*Data supplied*:

↓↓↓

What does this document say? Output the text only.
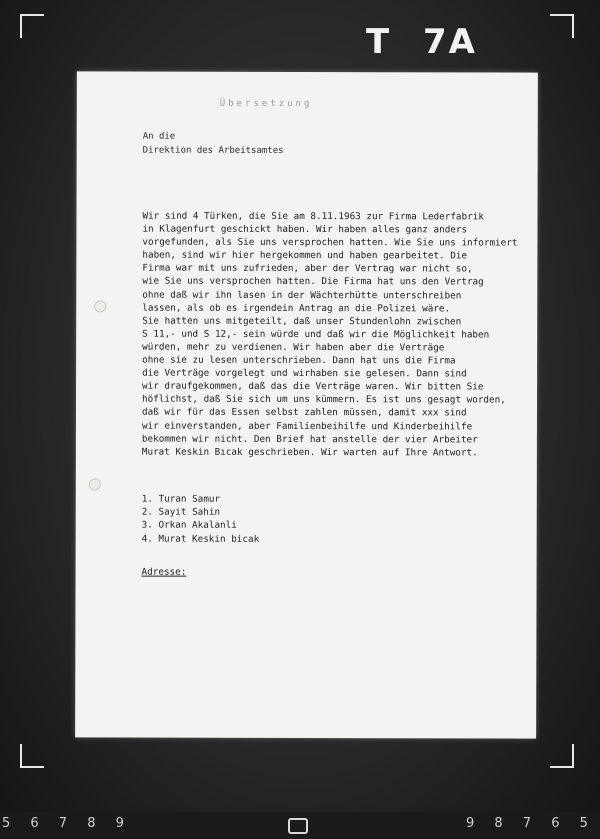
T 7A
Übersetzung
An die
Direktion des Arbeitsamtes
Wir sind 4 Türken, die Sie am 8.11.1963 zur Firma Lederfabrik
in Klagenfurt geschickt haben. Wir haben alles ganz anders
vorgefunden, als Sie uns versprochen hatten. Wie Sie uns informiert
haben, sind wir hier hergekommen und haben gearbeitet. Die
Firma war mit uns zufrieden, aber der Vertrag war nicht so,
wie Sie uns versprochen hatten. Die Firma hat uns den Vertrag
ohne daß wir ihn lasen in der Wächterhütte unterschreiben
lassen, als ob es irgendein Antrag an die Polizei wäre.
Sie hatten uns mitgeteilt, daß unser Stundenlohn zwischen
S 11,- und S 12,- sein würde und daß wir die Möglichkeit haben
würden, mehr zu verdienen. Wir haben aber die Verträge
ohne sie zu lesen unterschrieben. Dann hat uns die Firma
die Verträge vorgelegt und wirhaben sie gelesen. Dann sind
wir draufgekommen, daß das die Verträge waren. Wir bitten Sie
höflichst, daß Sie sich um uns kümmern. Es ist uns gesagt worden,
daß wir für das Essen selbst zahlen müssen, damit xxx sind
wir einverstanden, aber Familienbeihilfe und Kinderbeihilfe
bekommen wir nicht. Den Brief hat anstelle der vier Arbeiter
Murat Keskin Bıcak geschrieben. Wir warten auf Ihre Antwort.
1. Turan Samur
2. Sayit Sahin
3. Orkan Akalanli
4. Murat Keskin bicak
Adresse:
5 6 7 8 9	9 8 7 6 5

↑↑↑

*Task brief*:
Select and copy every line from the records that includes the word "nicht".

*Result of this task*:
Firma war mit uns zufrieden, aber der Vertrag war nicht so,
bekommen wir nicht. Den Brief hat anstelle der vier Arbeiter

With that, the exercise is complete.